Task description >>
Omit the pictures, then reproduce every remaining record exactly.

Stored rows >>
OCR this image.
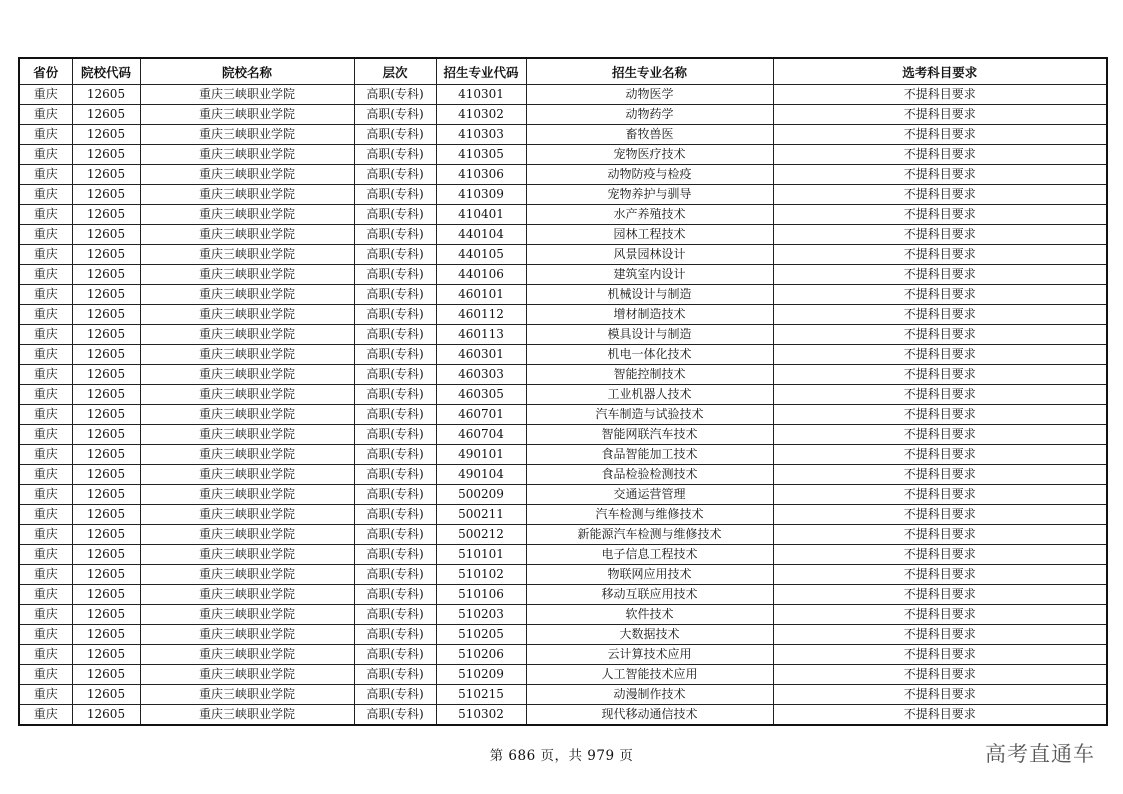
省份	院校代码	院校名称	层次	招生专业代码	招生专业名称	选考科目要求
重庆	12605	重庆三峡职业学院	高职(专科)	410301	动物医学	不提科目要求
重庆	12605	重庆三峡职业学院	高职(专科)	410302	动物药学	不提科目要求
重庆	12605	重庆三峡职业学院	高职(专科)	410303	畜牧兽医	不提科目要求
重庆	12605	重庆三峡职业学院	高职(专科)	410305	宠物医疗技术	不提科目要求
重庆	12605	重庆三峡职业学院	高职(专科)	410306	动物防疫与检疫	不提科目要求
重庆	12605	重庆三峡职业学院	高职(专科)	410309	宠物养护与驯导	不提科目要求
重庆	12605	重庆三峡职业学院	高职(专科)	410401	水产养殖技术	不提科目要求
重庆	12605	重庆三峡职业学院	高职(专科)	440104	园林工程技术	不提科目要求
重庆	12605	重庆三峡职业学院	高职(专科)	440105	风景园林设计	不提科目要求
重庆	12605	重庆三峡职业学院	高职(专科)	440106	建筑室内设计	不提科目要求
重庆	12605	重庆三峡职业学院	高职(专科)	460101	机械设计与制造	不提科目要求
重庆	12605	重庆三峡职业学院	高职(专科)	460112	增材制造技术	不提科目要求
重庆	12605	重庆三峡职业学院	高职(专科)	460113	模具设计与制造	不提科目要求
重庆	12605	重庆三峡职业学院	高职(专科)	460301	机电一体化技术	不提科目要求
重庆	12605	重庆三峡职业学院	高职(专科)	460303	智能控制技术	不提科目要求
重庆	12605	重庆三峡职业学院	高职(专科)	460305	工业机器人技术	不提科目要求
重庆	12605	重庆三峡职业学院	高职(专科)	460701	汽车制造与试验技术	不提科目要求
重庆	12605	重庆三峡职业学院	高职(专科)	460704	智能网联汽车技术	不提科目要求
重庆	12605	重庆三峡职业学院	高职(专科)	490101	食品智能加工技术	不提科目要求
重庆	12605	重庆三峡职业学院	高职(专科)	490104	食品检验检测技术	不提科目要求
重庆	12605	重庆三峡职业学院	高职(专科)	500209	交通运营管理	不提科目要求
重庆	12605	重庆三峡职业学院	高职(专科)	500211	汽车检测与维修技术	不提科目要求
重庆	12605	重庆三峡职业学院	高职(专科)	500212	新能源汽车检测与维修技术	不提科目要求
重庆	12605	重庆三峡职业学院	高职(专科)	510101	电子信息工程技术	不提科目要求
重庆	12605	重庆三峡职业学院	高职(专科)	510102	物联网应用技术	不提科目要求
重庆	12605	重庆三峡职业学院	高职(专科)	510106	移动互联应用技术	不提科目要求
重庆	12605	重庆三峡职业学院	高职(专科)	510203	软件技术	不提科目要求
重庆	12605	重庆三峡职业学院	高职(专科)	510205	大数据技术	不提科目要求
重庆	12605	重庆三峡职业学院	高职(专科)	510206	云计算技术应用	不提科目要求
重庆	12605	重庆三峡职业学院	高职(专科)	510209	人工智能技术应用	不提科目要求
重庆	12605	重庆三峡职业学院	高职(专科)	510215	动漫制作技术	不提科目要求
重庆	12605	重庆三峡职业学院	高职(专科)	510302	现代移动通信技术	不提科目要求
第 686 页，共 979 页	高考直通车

Completed exercise >>
OCR this image.
省份	院校代码	院校名称	层次	招生专业代码	招生专业名称	选考科目要求
重庆	12605	重庆三峡职业学院	高职(专科)	410301	动物医学	不提科目要求
重庆	12605	重庆三峡职业学院	高职(专科)	410302	动物药学	不提科目要求
重庆	12605	重庆三峡职业学院	高职(专科)	410303	畜牧兽医	不提科目要求
重庆	12605	重庆三峡职业学院	高职(专科)	410305	宠物医疗技术	不提科目要求
重庆	12605	重庆三峡职业学院	高职(专科)	410306	动物防疫与检疫	不提科目要求
重庆	12605	重庆三峡职业学院	高职(专科)	410309	宠物养护与驯导	不提科目要求
重庆	12605	重庆三峡职业学院	高职(专科)	410401	水产养殖技术	不提科目要求
重庆	12605	重庆三峡职业学院	高职(专科)	440104	园林工程技术	不提科目要求
重庆	12605	重庆三峡职业学院	高职(专科)	440105	风景园林设计	不提科目要求
重庆	12605	重庆三峡职业学院	高职(专科)	440106	建筑室内设计	不提科目要求
重庆	12605	重庆三峡职业学院	高职(专科)	460101	机械设计与制造	不提科目要求
重庆	12605	重庆三峡职业学院	高职(专科)	460112	增材制造技术	不提科目要求
重庆	12605	重庆三峡职业学院	高职(专科)	460113	模具设计与制造	不提科目要求
重庆	12605	重庆三峡职业学院	高职(专科)	460301	机电一体化技术	不提科目要求
重庆	12605	重庆三峡职业学院	高职(专科)	460303	智能控制技术	不提科目要求
重庆	12605	重庆三峡职业学院	高职(专科)	460305	工业机器人技术	不提科目要求
重庆	12605	重庆三峡职业学院	高职(专科)	460701	汽车制造与试验技术	不提科目要求
重庆	12605	重庆三峡职业学院	高职(专科)	460704	智能网联汽车技术	不提科目要求
重庆	12605	重庆三峡职业学院	高职(专科)	490101	食品智能加工技术	不提科目要求
重庆	12605	重庆三峡职业学院	高职(专科)	490104	食品检验检测技术	不提科目要求
重庆	12605	重庆三峡职业学院	高职(专科)	500209	交通运营管理	不提科目要求
重庆	12605	重庆三峡职业学院	高职(专科)	500211	汽车检测与维修技术	不提科目要求
重庆	12605	重庆三峡职业学院	高职(专科)	500212	新能源汽车检测与维修技术	不提科目要求
重庆	12605	重庆三峡职业学院	高职(专科)	510101	电子信息工程技术	不提科目要求
重庆	12605	重庆三峡职业学院	高职(专科)	510102	物联网应用技术	不提科目要求
重庆	12605	重庆三峡职业学院	高职(专科)	510106	移动互联应用技术	不提科目要求
重庆	12605	重庆三峡职业学院	高职(专科)	510203	软件技术	不提科目要求
重庆	12605	重庆三峡职业学院	高职(专科)	510205	大数据技术	不提科目要求
重庆	12605	重庆三峡职业学院	高职(专科)	510206	云计算技术应用	不提科目要求
重庆	12605	重庆三峡职业学院	高职(专科)	510209	人工智能技术应用	不提科目要求
重庆	12605	重庆三峡职业学院	高职(专科)	510215	动漫制作技术	不提科目要求
重庆	12605	重庆三峡职业学院	高职(专科)	510302	现代移动通信技术	不提科目要求
第 686 页，共 979 页	高考直通车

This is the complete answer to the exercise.